● **Exercise description**
Rewrite the lines below with every "chat-message" replaced by "chat-entry" and nothing else changed. Omit the pictures from your answer.

--- Start of Material for this exercise ---

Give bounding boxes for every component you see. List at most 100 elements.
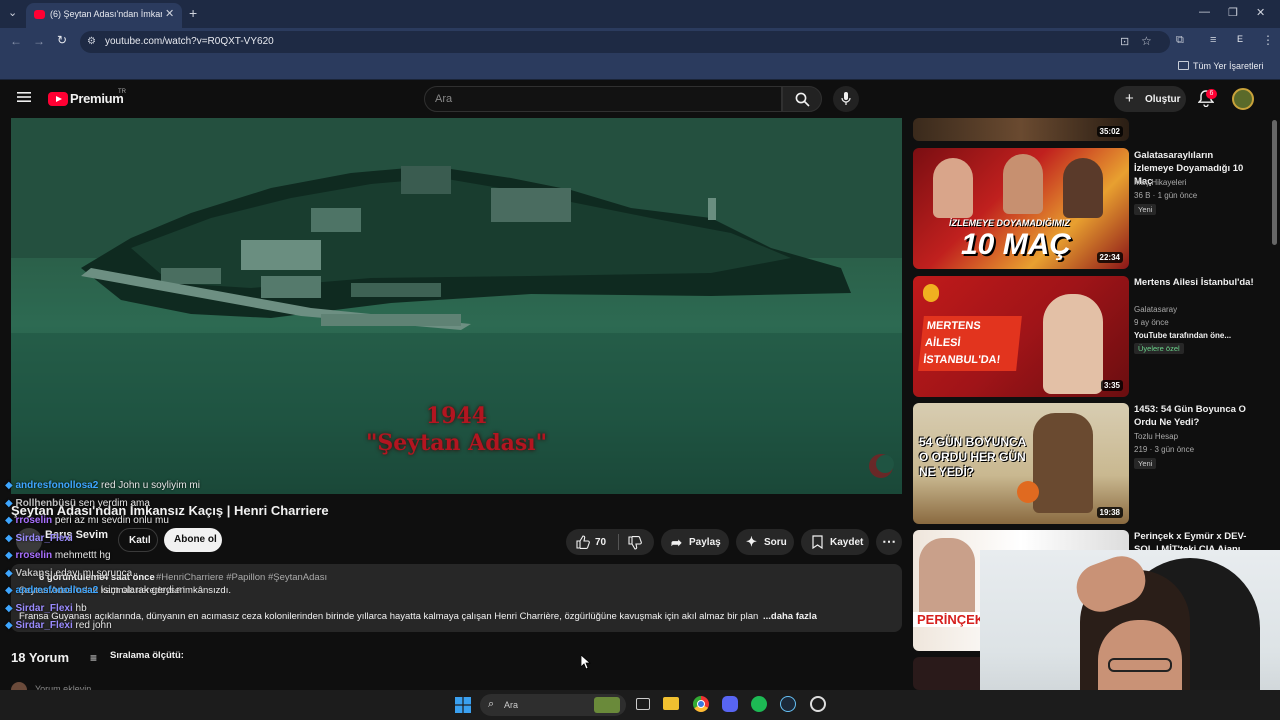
- install-app-icon[interactable]: ⊡: [1120, 35, 1129, 48]
- sidebar-thumb-0[interactable]: 35:02: [913, 118, 1129, 141]
- search-box[interactable]: Ara: [424, 86, 782, 112]
- sidebar-title-2[interactable]: Mertens Ailesi İstanbul'da!: [1134, 276, 1254, 289]
- windows-taskbar: ⌕ Ara: [0, 690, 1280, 720]
- forward-icon[interactable]: →: [33, 34, 45, 48]
- stream-chat-overlay: ◆ andresfonollosa2 red John u soyliyim m…: [5, 480, 335, 670]
- taskbar-search-label: Ara: [504, 700, 519, 710]
- chat-text: peri az mı sevdin onlu mu: [52, 515, 169, 526]
- maximize-icon[interactable]: ❐: [1228, 6, 1238, 19]
- youtube-favicon-icon: [34, 10, 45, 19]
- create-button[interactable]: + Oluştur: [1114, 86, 1186, 112]
- youtube-logo-icon[interactable]: [48, 92, 68, 106]
- bookmark-star-icon[interactable]: ☆: [1141, 34, 1152, 48]
- save-button[interactable]: Kaydet: [801, 529, 869, 555]
- share-button[interactable]: ➦ Paylaş: [661, 529, 729, 555]
- browser-tab-strip: ⌄ (6) Şeytan Adası'ndan İmkansız ✕ + — ❐…: [0, 0, 1280, 28]
- chat-message: ◆ rroselin mehmettt hg: [5, 550, 111, 561]
- chat-badge-icon: ◆: [5, 497, 16, 509]
- user-avatar[interactable]: [1232, 88, 1254, 110]
- sidebar-featured-2: YouTube tarafından öne...: [1134, 331, 1232, 340]
- tab-close-icon[interactable]: ✕: [165, 7, 174, 20]
- glasses-icon: [1108, 658, 1172, 672]
- browser-tab[interactable]: (6) Şeytan Adası'ndan İmkansız ✕: [26, 3, 182, 28]
- thumb-headline: MERTENS AİLESİ İSTANBUL'DA!: [918, 316, 1022, 371]
- thumb-headline: PERİNÇEK: [913, 612, 989, 627]
- ask-button[interactable]: ✦ Soru: [736, 529, 794, 555]
- duration-badge: 22:34: [1096, 252, 1123, 263]
- sidebar-channel-1[interactable]: Maç Hikayeleri: [1134, 178, 1186, 187]
- youtube-premium-logo[interactable]: Premium: [70, 91, 124, 106]
- chrome-menu-icon[interactable]: ⋮: [1262, 33, 1274, 47]
- youtube-header: Premium TR Ara + Oluştur 6: [0, 80, 1280, 118]
- search-button[interactable]: [782, 86, 822, 112]
- sidebar-title-3[interactable]: 1453: 54 Gün Boyunca O Ordu Ne Yedi?: [1134, 403, 1254, 429]
- duration-badge: 19:38: [1096, 507, 1123, 518]
- duration-badge: 35:02: [1096, 126, 1123, 137]
- task-view-icon[interactable]: [636, 698, 650, 710]
- address-bar[interactable]: ⚙ youtube.com/watch?v=R0QXT-VY620 ⊡ ☆: [80, 31, 1170, 53]
- thumb-headline: 10 MAÇ: [961, 228, 1072, 261]
- sidebar-channel-2[interactable]: Galatasaray: [1134, 305, 1177, 314]
- discord-icon[interactable]: [722, 696, 738, 712]
- new-tab-icon[interactable]: +: [189, 5, 197, 21]
- chat-text: red John u soyliyim mi: [98, 480, 200, 491]
- chat-badge-icon: ◆: [5, 620, 16, 631]
- tab-search-icon[interactable]: ⌄: [8, 6, 17, 19]
- minimize-icon[interactable]: —: [1199, 6, 1210, 18]
- sparkle-icon: ✦: [746, 534, 757, 549]
- like-count: 70: [595, 537, 607, 548]
- hamburger-menu-icon[interactable]: [17, 90, 31, 104]
- chat-username: rroselin: [15, 515, 53, 526]
- app-icon[interactable]: [810, 696, 826, 712]
- taskbar-search-box[interactable]: ⌕ Ara: [480, 694, 626, 716]
- chat-text: isim olarak gerdi.m: [98, 585, 185, 596]
- close-window-icon[interactable]: ✕: [1256, 6, 1265, 19]
- sidebar-badge-3: Yeni: [1134, 458, 1157, 469]
- chat-badge-icon: ◆: [5, 480, 16, 491]
- person-figure: [1043, 294, 1103, 394]
- sidebar-thumb-2[interactable]: MERTENS AİLESİ İSTANBUL'DA! 3:35: [913, 276, 1129, 397]
- notification-count-badge: 6: [1206, 89, 1217, 99]
- chat-badge-icon: ◆: [5, 585, 16, 596]
- search-input[interactable]: Ara: [435, 93, 452, 105]
- dislike-icon[interactable]: [628, 536, 642, 550]
- duration-badge: 3:35: [1100, 380, 1123, 391]
- more-actions-icon[interactable]: ⋯: [876, 529, 902, 555]
- sidebar-channel-3[interactable]: Tozlu Hesap: [1134, 432, 1178, 441]
- microphone-icon: [841, 92, 851, 106]
- chat-text: red john: [72, 620, 112, 631]
- like-divider: [618, 534, 619, 550]
- tab-title: (6) Şeytan Adası'ndan İmkansız: [50, 9, 162, 19]
- video-overlay-title: "Şeytan Adası": [365, 430, 548, 456]
- extensions-icon[interactable]: ⧉: [1176, 34, 1184, 47]
- profile-button[interactable]: E: [1234, 34, 1246, 48]
- video-player[interactable]: 1944 "Şeytan Adası": [11, 118, 902, 494]
- scrollbar-thumb[interactable]: [1272, 120, 1277, 245]
- spotify-icon[interactable]: [751, 696, 767, 712]
- chat-text: edayı mı sorunca: [52, 567, 133, 579]
- chat-message: ◆ Sirdar_Flexi red john: [5, 620, 112, 631]
- sidebar-thumb-1[interactable]: İZLEMEYE DOYAMADIĞIMIZ 10 MAÇ 22:34: [913, 148, 1129, 269]
- file-explorer-icon[interactable]: [663, 697, 679, 710]
- share-icon: ➦: [671, 535, 682, 550]
- chat-badge-icon: ◆: [5, 515, 16, 526]
- media-control-icon[interactable]: ≡: [1210, 34, 1216, 46]
- sidebar-thumb-3[interactable]: 54 GÜN BOYUNCA O ORDU HER GÜN NE YEDİ? 1…: [913, 403, 1129, 524]
- chat-username: Sirdar_Flexi: [15, 602, 73, 614]
- windows-start-icon[interactable]: [455, 697, 471, 713]
- like-icon[interactable]: [576, 535, 590, 549]
- sidebar-meta-3: 219 · 3 gün önce: [1134, 445, 1195, 454]
- chat-message: ◆ andresfonollosa2 red John u soyliyim m…: [5, 480, 200, 491]
- chat-message: ◆ Sirdar_Flexi: [5, 533, 73, 544]
- reload-icon[interactable]: ↻: [57, 33, 67, 47]
- chat-username: Sirdar_Flexi: [15, 620, 73, 631]
- url-text: youtube.com/watch?v=R0QXT-VY620: [105, 36, 274, 47]
- voice-search-button[interactable]: [833, 86, 859, 112]
- site-info-icon[interactable]: ⚙: [87, 36, 96, 47]
- chat-message: ◆ rroselin peri az mı sevdin onlu mu: [5, 515, 169, 526]
- show-more-link[interactable]: ...daha fazla: [763, 611, 817, 622]
- all-bookmarks-link[interactable]: Tüm Yer İşaretleri: [1193, 61, 1264, 71]
- back-icon[interactable]: ←: [10, 34, 22, 48]
- chat-badge-icon: ◆: [5, 532, 16, 544]
- steam-icon[interactable]: [780, 696, 796, 712]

--- End of Material for this exercise ---

● **Solution to this task**
Give bounding boxes for every component you see. List at most 100 elements.
- install-app-icon[interactable]: ⊡: [1120, 35, 1129, 48]
- sidebar-thumb-0[interactable]: 35:02: [913, 118, 1129, 141]
- search-box[interactable]: Ara: [424, 86, 782, 112]
- sidebar-title-2[interactable]: Mertens Ailesi İstanbul'da!: [1134, 276, 1254, 289]
- windows-taskbar: ⌕ Ara: [0, 690, 1280, 720]
- forward-icon[interactable]: →: [33, 34, 45, 48]
- stream-chat-overlay: ◆ andresfonollosa2 red John u soyliyim m…: [5, 480, 335, 670]
- taskbar-search-label: Ara: [504, 700, 519, 710]
- chat-text: peri az mı sevdin onlu mu: [52, 515, 169, 526]
- maximize-icon[interactable]: ❐: [1228, 6, 1238, 19]
- youtube-favicon-icon: [34, 10, 45, 19]
- create-button[interactable]: + Oluştur: [1114, 86, 1186, 112]
- youtube-logo-icon[interactable]: [48, 92, 68, 106]
- bookmark-star-icon[interactable]: ☆: [1141, 34, 1152, 48]
- save-button[interactable]: Kaydet: [801, 529, 869, 555]
- share-button[interactable]: ➦ Paylaş: [661, 529, 729, 555]
- browser-tab-strip: ⌄ (6) Şeytan Adası'ndan İmkansız ✕ + — ❐…: [0, 0, 1280, 28]
- chat-entry: ◆ rroselin mehmettt hg: [5, 550, 111, 561]
- chat-badge-icon: ◆: [5, 497, 16, 509]
- user-avatar[interactable]: [1232, 88, 1254, 110]
- sidebar-featured-2: YouTube tarafından öne...: [1134, 331, 1232, 340]
- tab-close-icon[interactable]: ✕: [165, 7, 174, 20]
- glasses-icon: [1108, 658, 1172, 672]
- browser-tab[interactable]: (6) Şeytan Adası'ndan İmkansız ✕: [26, 3, 182, 28]
- thumb-headline: MERTENS AİLESİ İSTANBUL'DA!: [918, 316, 1022, 371]
- thumb-headline: PERİNÇEK: [913, 612, 989, 627]
- ask-button[interactable]: ✦ Soru: [736, 529, 794, 555]
- duration-badge: 22:34: [1096, 252, 1123, 263]
- sidebar-channel-1[interactable]: Maç Hikayeleri: [1134, 178, 1186, 187]
- youtube-premium-logo[interactable]: Premium: [70, 91, 124, 106]
- chrome-menu-icon[interactable]: ⋮: [1262, 33, 1274, 47]
- youtube-header: Premium TR Ara + Oluştur 6: [0, 80, 1280, 118]
- search-button[interactable]: [782, 86, 822, 112]
- sidebar-title-3[interactable]: 1453: 54 Gün Boyunca O Ordu Ne Yedi?: [1134, 403, 1254, 429]
- duration-badge: 19:38: [1096, 507, 1123, 518]
- duration-badge: 35:02: [1096, 126, 1123, 137]
- task-view-icon[interactable]: [636, 698, 650, 710]
- address-bar[interactable]: ⚙ youtube.com/watch?v=R0QXT-VY620 ⊡ ☆: [80, 31, 1170, 53]
- thumb-headline: 10 MAÇ: [961, 228, 1072, 261]
- sidebar-channel-2[interactable]: Galatasaray: [1134, 305, 1177, 314]
- discord-icon[interactable]: [722, 696, 738, 712]
- new-tab-icon[interactable]: +: [189, 5, 197, 21]
- chat-text: red John u soyliyim mi: [98, 480, 200, 491]
- chat-badge-icon: ◆: [5, 620, 16, 631]
- tab-search-icon[interactable]: ⌄: [8, 6, 17, 19]
- minimize-icon[interactable]: —: [1199, 6, 1210, 18]
- sparkle-icon: ✦: [746, 534, 757, 549]
- like-count: 70: [595, 537, 607, 548]
- hamburger-menu-icon[interactable]: [17, 90, 31, 104]
- chat-username: rroselin: [15, 515, 53, 526]
- app-icon[interactable]: [810, 696, 826, 712]
- taskbar-search-box[interactable]: ⌕ Ara: [480, 694, 626, 716]
- chat-text: isim olarak gerdi.m: [98, 585, 185, 596]
- close-window-icon[interactable]: ✕: [1256, 6, 1265, 19]
- sidebar-badge-3: Yeni: [1134, 458, 1157, 469]
- chat-badge-icon: ◆: [5, 480, 16, 491]
- person-figure: [1043, 294, 1103, 394]
- sidebar-thumb-2[interactable]: MERTENS AİLESİ İSTANBUL'DA! 3:35: [913, 276, 1129, 397]
- notification-count-badge: 6: [1206, 89, 1217, 99]
- chat-badge-icon: ◆: [5, 585, 16, 596]
- search-input[interactable]: Ara: [435, 93, 452, 105]
- dislike-icon[interactable]: [628, 536, 642, 550]
- duration-badge: 3:35: [1100, 380, 1123, 391]
- more-actions-icon[interactable]: ⋯: [876, 529, 902, 555]
- sidebar-channel-3[interactable]: Tozlu Hesap: [1134, 432, 1178, 441]
- microphone-icon: [841, 92, 851, 106]
- chat-text: red john: [72, 620, 112, 631]
- like-divider: [618, 534, 619, 550]
- tab-title: (6) Şeytan Adası'ndan İmkansız: [50, 9, 162, 19]
- video-overlay-title: "Şeytan Adası": [365, 430, 548, 456]
- extensions-icon[interactable]: ⧉: [1176, 34, 1184, 47]
- profile-button[interactable]: E: [1234, 34, 1246, 48]
- video-player[interactable]: 1944 "Şeytan Adası": [11, 118, 902, 494]
- scrollbar-thumb[interactable]: [1272, 120, 1277, 245]
- spotify-icon[interactable]: [751, 696, 767, 712]
- chat-text: edayı mı sorunca: [52, 567, 133, 579]
- chat-entry: ◆ Sirdar_Flexi red john: [5, 620, 112, 631]
- sidebar-thumb-1[interactable]: İZLEMEYE DOYAMADIĞIMIZ 10 MAÇ 22:34: [913, 148, 1129, 269]
- file-explorer-icon[interactable]: [663, 697, 679, 710]
- share-icon: ➦: [671, 535, 682, 550]
- chat-badge-icon: ◆: [5, 515, 16, 526]
- media-control-icon[interactable]: ≡: [1210, 34, 1216, 46]
- sidebar-thumb-3[interactable]: 54 GÜN BOYUNCA O ORDU HER GÜN NE YEDİ? 1…: [913, 403, 1129, 524]
- chat-username: Sirdar_Flexi: [15, 602, 73, 614]
- windows-start-icon[interactable]: [455, 697, 471, 713]
- like-icon[interactable]: [576, 535, 590, 549]
- sidebar-meta-3: 219 · 3 gün önce: [1134, 445, 1195, 454]
- chat-entry: ◆ andresfonollosa2 red John u soyliyim m…: [5, 480, 200, 491]
- chat-entry: ◆ Sirdar_Flexi: [5, 533, 73, 544]
- reload-icon[interactable]: ↻: [57, 33, 67, 47]
- chat-username: Sirdar_Flexi: [15, 620, 73, 631]
- url-text: youtube.com/watch?v=R0QXT-VY620: [105, 36, 274, 47]
- voice-search-button[interactable]: [833, 86, 859, 112]
- site-info-icon[interactable]: ⚙: [87, 36, 96, 47]
- chat-entry: ◆ rroselin peri az mı sevdin onlu mu: [5, 515, 169, 526]
- show-more-link[interactable]: ...daha fazla: [763, 611, 817, 622]
- all-bookmarks-link[interactable]: Tüm Yer İşaretleri: [1193, 61, 1264, 71]
- back-icon[interactable]: ←: [10, 34, 22, 48]
- chat-badge-icon: ◆: [5, 532, 16, 544]
- steam-icon[interactable]: [780, 696, 796, 712]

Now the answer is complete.